[Collected data]
════════════════

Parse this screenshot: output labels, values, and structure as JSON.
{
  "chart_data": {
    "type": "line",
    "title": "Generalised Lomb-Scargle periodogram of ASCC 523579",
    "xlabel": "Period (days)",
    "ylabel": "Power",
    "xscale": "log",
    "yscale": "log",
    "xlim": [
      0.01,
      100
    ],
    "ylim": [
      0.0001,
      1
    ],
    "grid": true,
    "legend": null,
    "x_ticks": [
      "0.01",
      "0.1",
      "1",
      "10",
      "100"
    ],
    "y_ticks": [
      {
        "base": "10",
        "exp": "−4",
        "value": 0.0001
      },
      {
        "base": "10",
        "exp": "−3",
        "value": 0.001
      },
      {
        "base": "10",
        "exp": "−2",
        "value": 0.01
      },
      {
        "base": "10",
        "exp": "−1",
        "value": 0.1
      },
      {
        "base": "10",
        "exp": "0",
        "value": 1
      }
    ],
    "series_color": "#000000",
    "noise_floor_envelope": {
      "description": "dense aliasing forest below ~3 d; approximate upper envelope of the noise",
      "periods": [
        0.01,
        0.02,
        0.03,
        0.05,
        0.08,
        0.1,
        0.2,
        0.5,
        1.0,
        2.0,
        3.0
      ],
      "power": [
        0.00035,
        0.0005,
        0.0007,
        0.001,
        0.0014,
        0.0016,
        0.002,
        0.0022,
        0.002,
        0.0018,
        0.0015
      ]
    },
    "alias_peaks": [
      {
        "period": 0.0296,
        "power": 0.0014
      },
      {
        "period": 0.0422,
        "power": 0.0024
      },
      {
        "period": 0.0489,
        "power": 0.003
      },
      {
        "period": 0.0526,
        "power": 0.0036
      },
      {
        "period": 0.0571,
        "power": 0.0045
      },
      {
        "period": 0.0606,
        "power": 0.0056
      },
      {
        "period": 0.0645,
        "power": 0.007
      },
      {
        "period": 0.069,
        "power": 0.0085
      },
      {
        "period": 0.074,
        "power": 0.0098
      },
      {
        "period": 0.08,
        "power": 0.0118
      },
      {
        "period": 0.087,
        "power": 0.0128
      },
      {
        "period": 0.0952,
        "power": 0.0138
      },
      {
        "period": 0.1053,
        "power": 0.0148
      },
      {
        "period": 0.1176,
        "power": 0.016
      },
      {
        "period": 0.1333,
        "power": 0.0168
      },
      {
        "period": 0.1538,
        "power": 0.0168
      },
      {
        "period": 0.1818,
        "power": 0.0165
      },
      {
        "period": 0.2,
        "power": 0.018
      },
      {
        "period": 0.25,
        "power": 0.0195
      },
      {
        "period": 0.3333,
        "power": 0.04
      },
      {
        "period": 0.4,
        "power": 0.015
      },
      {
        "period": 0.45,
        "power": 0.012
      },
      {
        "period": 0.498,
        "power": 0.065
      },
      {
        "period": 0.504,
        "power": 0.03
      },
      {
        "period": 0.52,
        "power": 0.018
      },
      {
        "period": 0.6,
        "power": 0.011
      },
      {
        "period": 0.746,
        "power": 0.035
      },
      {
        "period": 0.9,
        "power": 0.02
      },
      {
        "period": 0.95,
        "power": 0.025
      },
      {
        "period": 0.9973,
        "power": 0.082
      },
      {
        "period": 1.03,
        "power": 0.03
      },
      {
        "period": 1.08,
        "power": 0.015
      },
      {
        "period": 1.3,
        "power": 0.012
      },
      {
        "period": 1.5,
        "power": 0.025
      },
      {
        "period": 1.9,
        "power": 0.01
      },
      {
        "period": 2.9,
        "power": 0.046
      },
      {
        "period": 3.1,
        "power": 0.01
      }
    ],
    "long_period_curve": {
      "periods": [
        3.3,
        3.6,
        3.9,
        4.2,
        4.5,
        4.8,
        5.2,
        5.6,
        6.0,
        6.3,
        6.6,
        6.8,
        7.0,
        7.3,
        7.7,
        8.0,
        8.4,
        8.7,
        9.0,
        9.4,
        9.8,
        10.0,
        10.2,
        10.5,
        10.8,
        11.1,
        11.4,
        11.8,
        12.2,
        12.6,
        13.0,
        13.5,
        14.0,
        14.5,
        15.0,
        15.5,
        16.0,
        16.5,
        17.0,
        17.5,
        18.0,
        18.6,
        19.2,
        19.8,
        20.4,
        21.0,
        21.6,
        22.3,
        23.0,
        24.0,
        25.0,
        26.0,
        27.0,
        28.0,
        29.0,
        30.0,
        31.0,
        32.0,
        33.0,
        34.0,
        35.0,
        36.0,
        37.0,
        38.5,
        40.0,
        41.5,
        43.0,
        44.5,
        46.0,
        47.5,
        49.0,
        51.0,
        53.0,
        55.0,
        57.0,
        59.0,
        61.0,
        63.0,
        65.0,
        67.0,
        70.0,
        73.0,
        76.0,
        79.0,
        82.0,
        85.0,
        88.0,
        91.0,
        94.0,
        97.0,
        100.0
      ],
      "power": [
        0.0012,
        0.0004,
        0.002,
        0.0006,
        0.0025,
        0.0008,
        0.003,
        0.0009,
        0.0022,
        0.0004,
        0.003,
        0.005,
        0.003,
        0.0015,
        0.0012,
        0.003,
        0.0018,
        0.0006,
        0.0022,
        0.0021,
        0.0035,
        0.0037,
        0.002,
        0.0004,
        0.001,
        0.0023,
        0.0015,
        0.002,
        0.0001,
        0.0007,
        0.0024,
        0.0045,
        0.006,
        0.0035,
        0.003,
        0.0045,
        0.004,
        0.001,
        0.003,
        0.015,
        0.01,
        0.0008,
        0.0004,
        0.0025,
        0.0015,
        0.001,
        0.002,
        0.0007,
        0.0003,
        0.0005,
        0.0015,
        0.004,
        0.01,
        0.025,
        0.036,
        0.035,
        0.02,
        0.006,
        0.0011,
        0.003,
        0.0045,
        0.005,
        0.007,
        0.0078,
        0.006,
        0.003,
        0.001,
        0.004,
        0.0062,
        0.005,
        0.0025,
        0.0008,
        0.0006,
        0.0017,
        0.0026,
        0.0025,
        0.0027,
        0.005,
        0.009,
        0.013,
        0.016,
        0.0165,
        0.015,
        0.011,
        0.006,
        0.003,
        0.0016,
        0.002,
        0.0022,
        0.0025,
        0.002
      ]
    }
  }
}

════════════════

Task to carry out: Print the complete listing again, exactly as it stands.

Task response:
Parse this screenshot: output labels, values, and structure as JSON.
{
  "chart_data": {
    "type": "line",
    "title": "Generalised Lomb-Scargle periodogram of ASCC 523579",
    "xlabel": "Period (days)",
    "ylabel": "Power",
    "xscale": "log",
    "yscale": "log",
    "xlim": [
      0.01,
      100
    ],
    "ylim": [
      0.0001,
      1
    ],
    "grid": true,
    "legend": null,
    "x_ticks": [
      "0.01",
      "0.1",
      "1",
      "10",
      "100"
    ],
    "y_ticks": [
      {
        "base": "10",
        "exp": "−4",
        "value": 0.0001
      },
      {
        "base": "10",
        "exp": "−3",
        "value": 0.001
      },
      {
        "base": "10",
        "exp": "−2",
        "value": 0.01
      },
      {
        "base": "10",
        "exp": "−1",
        "value": 0.1
      },
      {
        "base": "10",
        "exp": "0",
        "value": 1
      }
    ],
    "series_color": "#000000",
    "noise_floor_envelope": {
      "description": "dense aliasing forest below ~3 d; approximate upper envelope of the noise",
      "periods": [
        0.01,
        0.02,
        0.03,
        0.05,
        0.08,
        0.1,
        0.2,
        0.5,
        1.0,
        2.0,
        3.0
      ],
      "power": [
        0.00035,
        0.0005,
        0.0007,
        0.001,
        0.0014,
        0.0016,
        0.002,
        0.0022,
        0.002,
        0.0018,
        0.0015
      ]
    },
    "alias_peaks": [
      {
        "period": 0.0296,
        "power": 0.0014
      },
      {
        "period": 0.0422,
        "power": 0.0024
      },
      {
        "period": 0.0489,
        "power": 0.003
      },
      {
        "period": 0.0526,
        "power": 0.0036
      },
      {
        "period": 0.0571,
        "power": 0.0045
      },
      {
        "period": 0.0606,
        "power": 0.0056
      },
      {
        "period": 0.0645,
        "power": 0.007
      },
      {
        "period": 0.069,
        "power": 0.0085
      },
      {
        "period": 0.074,
        "power": 0.0098
      },
      {
        "period": 0.08,
        "power": 0.0118
      },
      {
        "period": 0.087,
        "power": 0.0128
      },
      {
        "period": 0.0952,
        "power": 0.0138
      },
      {
        "period": 0.1053,
        "power": 0.0148
      },
      {
        "period": 0.1176,
        "power": 0.016
      },
      {
        "period": 0.1333,
        "power": 0.0168
      },
      {
        "period": 0.1538,
        "power": 0.0168
      },
      {
        "period": 0.1818,
        "power": 0.0165
      },
      {
        "period": 0.2,
        "power": 0.018
      },
      {
        "period": 0.25,
        "power": 0.0195
      },
      {
        "period": 0.3333,
        "power": 0.04
      },
      {
        "period": 0.4,
        "power": 0.015
      },
      {
        "period": 0.45,
        "power": 0.012
      },
      {
        "period": 0.498,
        "power": 0.065
      },
      {
        "period": 0.504,
        "power": 0.03
      },
      {
        "period": 0.52,
        "power": 0.018
      },
      {
        "period": 0.6,
        "power": 0.011
      },
      {
        "period": 0.746,
        "power": 0.035
      },
      {
        "period": 0.9,
        "power": 0.02
      },
      {
        "period": 0.95,
        "power": 0.025
      },
      {
        "period": 0.9973,
        "power": 0.082
      },
      {
        "period": 1.03,
        "power": 0.03
      },
      {
        "period": 1.08,
        "power": 0.015
      },
      {
        "period": 1.3,
        "power": 0.012
      },
      {
        "period": 1.5,
        "power": 0.025
      },
      {
        "period": 1.9,
        "power": 0.01
      },
      {
        "period": 2.9,
        "power": 0.046
      },
      {
        "period": 3.1,
        "power": 0.01
      }
    ],
    "long_period_curve": {
      "periods": [
        3.3,
        3.6,
        3.9,
        4.2,
        4.5,
        4.8,
        5.2,
        5.6,
        6.0,
        6.3,
        6.6,
        6.8,
        7.0,
        7.3,
        7.7,
        8.0,
        8.4,
        8.7,
        9.0,
        9.4,
        9.8,
        10.0,
        10.2,
        10.5,
        10.8,
        11.1,
        11.4,
        11.8,
        12.2,
        12.6,
        13.0,
        13.5,
        14.0,
        14.5,
        15.0,
        15.5,
        16.0,
        16.5,
        17.0,
        17.5,
        18.0,
        18.6,
        19.2,
        19.8,
        20.4,
        21.0,
        21.6,
        22.3,
        23.0,
        24.0,
        25.0,
        26.0,
        27.0,
        28.0,
        29.0,
        30.0,
        31.0,
        32.0,
        33.0,
        34.0,
        35.0,
        36.0,
        37.0,
        38.5,
        40.0,
        41.5,
        43.0,
        44.5,
        46.0,
        47.5,
        49.0,
        51.0,
        53.0,
        55.0,
        57.0,
        59.0,
        61.0,
        63.0,
        65.0,
        67.0,
        70.0,
        73.0,
        76.0,
        79.0,
        82.0,
        85.0,
        88.0,
        91.0,
        94.0,
        97.0,
        100.0
      ],
      "power": [
        0.0012,
        0.0004,
        0.002,
        0.0006,
        0.0025,
        0.0008,
        0.003,
        0.0009,
        0.0022,
        0.0004,
        0.003,
        0.005,
        0.003,
        0.0015,
        0.0012,
        0.003,
        0.0018,
        0.0006,
        0.0022,
        0.0021,
        0.0035,
        0.0037,
        0.002,
        0.0004,
        0.001,
        0.0023,
        0.0015,
        0.002,
        0.0001,
        0.0007,
        0.0024,
        0.0045,
        0.006,
        0.0035,
        0.003,
        0.0045,
        0.004,
        0.001,
        0.003,
        0.015,
        0.01,
        0.0008,
        0.0004,
        0.0025,
        0.0015,
        0.001,
        0.002,
        0.0007,
        0.0003,
        0.0005,
        0.0015,
        0.004,
        0.01,
        0.025,
        0.036,
        0.035,
        0.02,
        0.006,
        0.0011,
        0.003,
        0.0045,
        0.005,
        0.007,
        0.0078,
        0.006,
        0.003,
        0.001,
        0.004,
        0.0062,
        0.005,
        0.0025,
        0.0008,
        0.0006,
        0.0017,
        0.0026,
        0.0025,
        0.0027,
        0.005,
        0.009,
        0.013,
        0.016,
        0.0165,
        0.015,
        0.011,
        0.006,
        0.003,
        0.0016,
        0.002,
        0.0022,
        0.0025,
        0.002
      ]
    }
  }
}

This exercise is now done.